## ZADANIA DO ĆWICZENIA
(a) W którym stanie, według tekstu o wyborach prezydenckich w USA, w ostatnich dekadach zawsze wygrywał ostateczny triumfator wyborów?
(b) Podaj dalszy ciąg tekstu o wyborach prezydenckich w USA, zaczynając od miejsca, w którym się kończy.

## FRAGMENT STRONY
────────
Jeszcze nad ranem czasu polskiego wydawało się, że to urzędujący prezydent może liczyć na reelekcję. Trump wygrał na Florydzie, jednym z tzw. "swing states". Walka wciąż jednak trwa. W Wisconsin i Michigan trwa zacięty pojedynek i liczenie głosów. Joe Biden przez ostatnie godziny "odbił" oba stany i ma niewielką przewagę. W kilku miejscach do zliczenia pozostają jeszcze głosy oddane korespondencyjnie.
Trump oprócz Florydy, zwyciężył także w Ohio, gdzie w ostatnich dekadach zawsze wygrywał ostateczny triumfator wyborów. Biden przejął inny "swing state" czyli Minnesotę i jest blisko zwycięstwa w Arizonie – relacjonuje Onet.
"Wczoraj wieczorem prowadziłem, często wyraźnie, w wielu kluczowych stanach, prawie we wszystkich przypadkach rządzą nimi i kontrolują je Demokraci. Potem, jeden po drugim, zaczęły magicznie znikać, gdy liczono niespodziewane karty do głosowania. BARDZO DZIWNE, a "ankieterzy" ocenili to całkowicie i historycznie błędnie!" napisał prezydent" – napisał zaniepokojony Trump.
────────
## DOSTARCZONE DANE
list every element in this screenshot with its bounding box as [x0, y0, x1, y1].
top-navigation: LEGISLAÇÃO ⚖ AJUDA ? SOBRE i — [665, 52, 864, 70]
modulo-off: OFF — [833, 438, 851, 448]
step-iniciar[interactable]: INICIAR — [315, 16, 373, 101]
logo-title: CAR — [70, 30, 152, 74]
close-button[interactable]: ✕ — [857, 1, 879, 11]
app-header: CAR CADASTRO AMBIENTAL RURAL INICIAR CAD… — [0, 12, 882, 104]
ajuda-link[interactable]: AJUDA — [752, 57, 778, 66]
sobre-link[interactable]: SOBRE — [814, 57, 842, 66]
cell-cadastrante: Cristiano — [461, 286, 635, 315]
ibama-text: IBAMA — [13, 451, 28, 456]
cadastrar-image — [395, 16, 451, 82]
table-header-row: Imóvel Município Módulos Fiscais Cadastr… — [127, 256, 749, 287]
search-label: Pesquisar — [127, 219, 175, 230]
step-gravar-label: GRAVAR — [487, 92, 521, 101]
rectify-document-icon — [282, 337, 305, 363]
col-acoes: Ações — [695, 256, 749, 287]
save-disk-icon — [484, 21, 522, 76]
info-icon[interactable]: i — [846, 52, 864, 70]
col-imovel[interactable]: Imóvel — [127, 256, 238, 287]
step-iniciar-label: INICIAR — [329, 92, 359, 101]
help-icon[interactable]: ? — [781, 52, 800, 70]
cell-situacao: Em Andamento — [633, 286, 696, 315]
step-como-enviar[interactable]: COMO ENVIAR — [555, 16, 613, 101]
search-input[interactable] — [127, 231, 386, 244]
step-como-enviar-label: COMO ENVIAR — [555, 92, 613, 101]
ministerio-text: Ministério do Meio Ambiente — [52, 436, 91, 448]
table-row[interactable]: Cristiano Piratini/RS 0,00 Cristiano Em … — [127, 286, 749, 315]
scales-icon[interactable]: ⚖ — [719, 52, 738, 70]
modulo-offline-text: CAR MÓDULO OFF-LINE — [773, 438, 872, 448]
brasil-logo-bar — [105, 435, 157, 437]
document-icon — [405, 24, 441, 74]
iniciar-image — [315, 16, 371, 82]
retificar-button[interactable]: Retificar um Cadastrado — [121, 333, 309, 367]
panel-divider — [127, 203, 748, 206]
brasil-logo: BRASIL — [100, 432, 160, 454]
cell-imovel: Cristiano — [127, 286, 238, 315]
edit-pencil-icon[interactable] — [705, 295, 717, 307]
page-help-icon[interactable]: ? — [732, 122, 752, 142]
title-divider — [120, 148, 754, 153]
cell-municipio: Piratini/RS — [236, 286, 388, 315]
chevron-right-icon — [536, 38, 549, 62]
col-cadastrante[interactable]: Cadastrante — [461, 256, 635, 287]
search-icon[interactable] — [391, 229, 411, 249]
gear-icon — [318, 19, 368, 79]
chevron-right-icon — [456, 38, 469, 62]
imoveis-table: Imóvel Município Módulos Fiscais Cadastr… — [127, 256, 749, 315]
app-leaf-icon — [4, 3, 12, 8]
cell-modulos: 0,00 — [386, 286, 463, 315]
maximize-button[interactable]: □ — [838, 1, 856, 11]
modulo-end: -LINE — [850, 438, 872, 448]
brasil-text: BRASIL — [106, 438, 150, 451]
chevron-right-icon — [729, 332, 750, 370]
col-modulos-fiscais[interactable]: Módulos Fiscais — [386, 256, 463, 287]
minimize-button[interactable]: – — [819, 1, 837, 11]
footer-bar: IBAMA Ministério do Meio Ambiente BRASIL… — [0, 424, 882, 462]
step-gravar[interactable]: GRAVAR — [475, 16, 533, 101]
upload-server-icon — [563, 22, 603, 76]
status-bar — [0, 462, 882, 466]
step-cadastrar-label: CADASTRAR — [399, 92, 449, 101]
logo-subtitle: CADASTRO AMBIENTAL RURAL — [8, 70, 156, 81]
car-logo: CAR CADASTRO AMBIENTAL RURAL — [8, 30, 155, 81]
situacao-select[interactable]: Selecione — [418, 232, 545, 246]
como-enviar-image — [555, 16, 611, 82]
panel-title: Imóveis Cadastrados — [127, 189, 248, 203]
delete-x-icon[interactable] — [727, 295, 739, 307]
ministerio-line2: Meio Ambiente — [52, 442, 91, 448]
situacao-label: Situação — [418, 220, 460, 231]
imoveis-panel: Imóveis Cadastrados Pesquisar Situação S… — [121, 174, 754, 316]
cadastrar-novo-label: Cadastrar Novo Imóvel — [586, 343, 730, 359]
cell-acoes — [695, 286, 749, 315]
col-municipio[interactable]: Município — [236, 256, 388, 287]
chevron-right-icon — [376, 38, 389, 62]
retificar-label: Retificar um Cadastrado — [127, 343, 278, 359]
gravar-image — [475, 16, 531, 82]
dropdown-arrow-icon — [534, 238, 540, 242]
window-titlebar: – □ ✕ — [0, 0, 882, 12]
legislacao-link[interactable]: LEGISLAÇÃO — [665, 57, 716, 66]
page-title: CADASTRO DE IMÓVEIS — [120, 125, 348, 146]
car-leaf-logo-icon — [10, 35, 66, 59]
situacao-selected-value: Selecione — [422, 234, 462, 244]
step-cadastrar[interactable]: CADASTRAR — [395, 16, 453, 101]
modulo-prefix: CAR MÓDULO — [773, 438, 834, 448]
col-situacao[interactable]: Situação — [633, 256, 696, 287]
────────
## ODPOWIEDZI
(a) W Ohio.

(b)
Swoimi wątpliwościami odnośnie liczenia głosów podzielił się także Wojciech Cejrowski. Zamieścił na swoim profilu na Twitterze wymowny wpis.
"#Trump wygrywał bez dwóch zdań i... przestali liczyć głosy. Ameryka poszła spać. Rano "znajdują" po kilkaset tys. głosów, akurat tam, gdzie #Biden nie miał już szans. I dosłownie WSZYSTKIE "odnalezione" głosy są na Bidena - równe 100%, a na Trumpa ZERO. PRZEKRĘT!" – napisał Cejrowski.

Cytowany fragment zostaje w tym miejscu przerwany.